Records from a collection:
☆ ☆ ☆

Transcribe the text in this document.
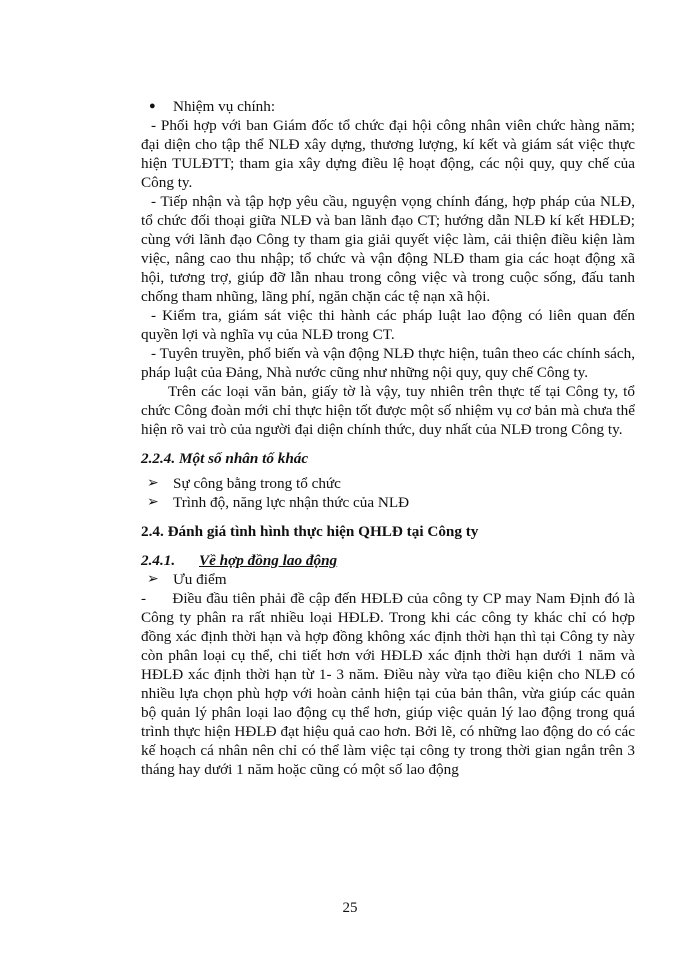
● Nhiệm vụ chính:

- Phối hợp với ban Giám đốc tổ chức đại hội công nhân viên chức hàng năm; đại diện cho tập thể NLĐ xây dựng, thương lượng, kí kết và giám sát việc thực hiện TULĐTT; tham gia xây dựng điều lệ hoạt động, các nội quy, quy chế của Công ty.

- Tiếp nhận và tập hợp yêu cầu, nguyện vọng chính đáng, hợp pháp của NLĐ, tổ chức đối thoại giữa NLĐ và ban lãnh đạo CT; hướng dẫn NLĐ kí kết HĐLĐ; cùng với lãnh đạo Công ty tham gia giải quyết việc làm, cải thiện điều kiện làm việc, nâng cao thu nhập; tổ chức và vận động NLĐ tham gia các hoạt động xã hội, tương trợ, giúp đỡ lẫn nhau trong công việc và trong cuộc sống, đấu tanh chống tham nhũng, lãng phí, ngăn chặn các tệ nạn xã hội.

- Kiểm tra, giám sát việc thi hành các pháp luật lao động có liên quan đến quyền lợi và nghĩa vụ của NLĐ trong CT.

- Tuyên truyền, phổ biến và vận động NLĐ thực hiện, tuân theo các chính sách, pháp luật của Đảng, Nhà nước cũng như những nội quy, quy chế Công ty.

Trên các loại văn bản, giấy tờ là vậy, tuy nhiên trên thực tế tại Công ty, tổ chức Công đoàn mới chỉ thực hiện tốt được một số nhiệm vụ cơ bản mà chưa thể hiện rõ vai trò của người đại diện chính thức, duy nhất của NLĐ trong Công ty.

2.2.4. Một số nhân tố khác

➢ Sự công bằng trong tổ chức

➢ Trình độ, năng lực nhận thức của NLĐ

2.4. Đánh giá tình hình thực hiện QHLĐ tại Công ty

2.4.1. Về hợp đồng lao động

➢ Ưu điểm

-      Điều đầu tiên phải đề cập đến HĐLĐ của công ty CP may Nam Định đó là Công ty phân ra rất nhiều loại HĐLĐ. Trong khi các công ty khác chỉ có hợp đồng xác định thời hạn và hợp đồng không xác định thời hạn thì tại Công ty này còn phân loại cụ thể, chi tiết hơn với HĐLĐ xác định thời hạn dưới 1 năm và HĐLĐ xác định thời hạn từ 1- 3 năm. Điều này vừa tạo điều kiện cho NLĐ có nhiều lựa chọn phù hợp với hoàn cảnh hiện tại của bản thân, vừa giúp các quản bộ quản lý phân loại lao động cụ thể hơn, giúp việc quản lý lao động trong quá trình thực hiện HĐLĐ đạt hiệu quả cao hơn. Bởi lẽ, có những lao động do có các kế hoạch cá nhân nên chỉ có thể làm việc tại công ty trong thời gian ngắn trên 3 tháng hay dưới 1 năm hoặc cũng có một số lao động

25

☆ ☆ ☆

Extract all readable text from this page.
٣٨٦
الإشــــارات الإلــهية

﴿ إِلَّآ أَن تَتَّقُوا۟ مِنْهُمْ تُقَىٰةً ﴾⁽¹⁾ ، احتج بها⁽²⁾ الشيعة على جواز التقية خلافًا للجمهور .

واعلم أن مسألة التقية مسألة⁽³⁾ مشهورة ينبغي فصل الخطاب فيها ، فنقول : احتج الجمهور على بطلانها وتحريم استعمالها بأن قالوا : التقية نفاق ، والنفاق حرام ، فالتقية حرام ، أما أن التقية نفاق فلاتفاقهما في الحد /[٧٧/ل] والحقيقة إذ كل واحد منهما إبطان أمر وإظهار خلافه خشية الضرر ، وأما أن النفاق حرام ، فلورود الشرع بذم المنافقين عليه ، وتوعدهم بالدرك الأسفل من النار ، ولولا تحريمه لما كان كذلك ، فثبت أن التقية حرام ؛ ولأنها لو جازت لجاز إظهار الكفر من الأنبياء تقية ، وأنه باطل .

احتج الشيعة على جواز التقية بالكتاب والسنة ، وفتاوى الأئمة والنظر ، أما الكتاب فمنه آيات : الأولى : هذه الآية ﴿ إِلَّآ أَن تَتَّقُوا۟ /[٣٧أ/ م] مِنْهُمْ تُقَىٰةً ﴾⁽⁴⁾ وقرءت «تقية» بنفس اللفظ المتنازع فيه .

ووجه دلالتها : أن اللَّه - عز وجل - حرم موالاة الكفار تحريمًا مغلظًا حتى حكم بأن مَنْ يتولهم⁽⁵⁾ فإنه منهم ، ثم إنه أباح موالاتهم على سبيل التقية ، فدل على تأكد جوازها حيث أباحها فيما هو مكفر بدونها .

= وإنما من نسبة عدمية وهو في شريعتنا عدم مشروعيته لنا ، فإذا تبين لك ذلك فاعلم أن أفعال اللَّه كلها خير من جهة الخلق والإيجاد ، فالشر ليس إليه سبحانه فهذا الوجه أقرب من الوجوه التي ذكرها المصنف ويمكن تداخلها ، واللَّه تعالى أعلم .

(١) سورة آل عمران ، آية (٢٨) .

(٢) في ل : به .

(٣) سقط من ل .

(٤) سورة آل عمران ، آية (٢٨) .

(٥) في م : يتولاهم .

☆ ☆ ☆

Do this: Using the listing above, locate the lines that hold "điều" and copy each one.

Response:
- Phối hợp với ban Giám đốc tổ chức đại hội công nhân viên chức hàng năm; đại diện cho tập thể NLĐ xây dựng, thương lượng, kí kết và giám sát việc thực hiện TULĐTT; tham gia xây dựng điều lệ hoạt động, các nội quy, quy chế của Công ty.
- Tiếp nhận và tập hợp yêu cầu, nguyện vọng chính đáng, hợp pháp của NLĐ, tổ chức đối thoại giữa NLĐ và ban lãnh đạo CT; hướng dẫn NLĐ kí kết HĐLĐ; cùng với lãnh đạo Công ty tham gia giải quyết việc làm, cải thiện điều kiện làm việc, nâng cao thu nhập; tổ chức và vận động NLĐ tham gia các hoạt động xã hội, tương trợ, giúp đỡ lẫn nhau trong công việc và trong cuộc sống, đấu tanh chống tham nhũng, lãng phí, ngăn chặn các tệ nạn xã hội.
-      Điều đầu tiên phải đề cập đến HĐLĐ của công ty CP may Nam Định đó là Công ty phân ra rất nhiều loại HĐLĐ. Trong khi các công ty khác chỉ có hợp đồng xác định thời hạn và hợp đồng không xác định thời hạn thì tại Công ty này còn phân loại cụ thể, chi tiết hơn với HĐLĐ xác định thời hạn dưới 1 năm và HĐLĐ xác định thời hạn từ 1- 3 năm. Điều này vừa tạo điều kiện cho NLĐ có nhiều lựa chọn phù hợp với hoàn cảnh hiện tại của bản thân, vừa giúp các quản bộ quản lý phân loại lao động cụ thể hơn, giúp việc quản lý lao động trong quá trình thực hiện HĐLĐ đạt hiệu quả cao hơn. Bởi lẽ, có những lao động do có các kế hoạch cá nhân nên chỉ có thể làm việc tại công ty trong thời gian ngắn trên 3 tháng hay dưới 1 năm hoặc cũng có một số lao động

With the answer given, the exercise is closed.